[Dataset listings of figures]
==================================================

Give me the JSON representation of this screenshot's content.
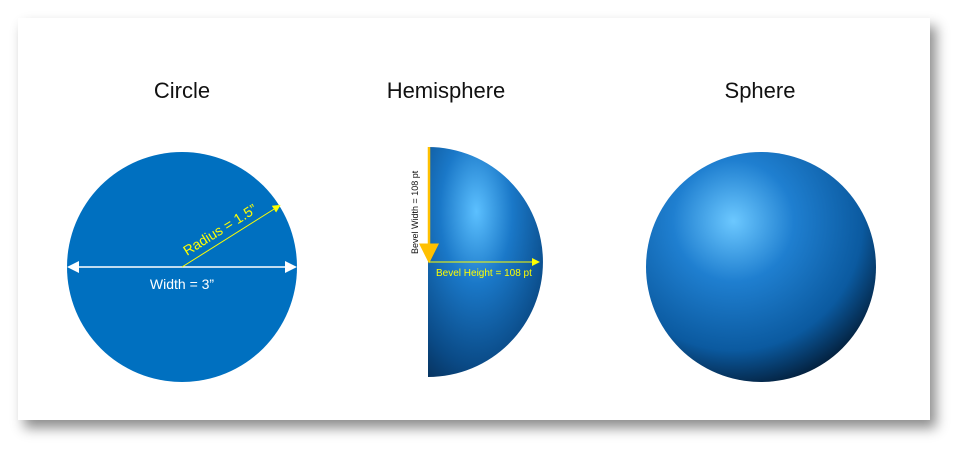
{
  "panels": [
    {
      "title": "Circle",
      "width_label": "Width = 3”",
      "radius_label": "Radius = 1.5”"
    },
    {
      "title": "Hemisphere",
      "bevel_width_label": "Bevel Width = 108 pt",
      "bevel_height_label": "Bevel Height = 108 pt"
    },
    {
      "title": "Sphere"
    }
  ],
  "colors": {
    "shape_blue": "#0070c0",
    "annotation_yellow": "#ffff00",
    "arrow_orange": "#ffc000",
    "width_line": "#ffffff"
  }
}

==================================================

# WHAT NEEDS TO BE DONE
Copy every line of the listing containing the string "title".

# REPLY TO THE EXERCISE
      "title": "Circle",
      "title": "Hemisphere",
      "title": "Sphere"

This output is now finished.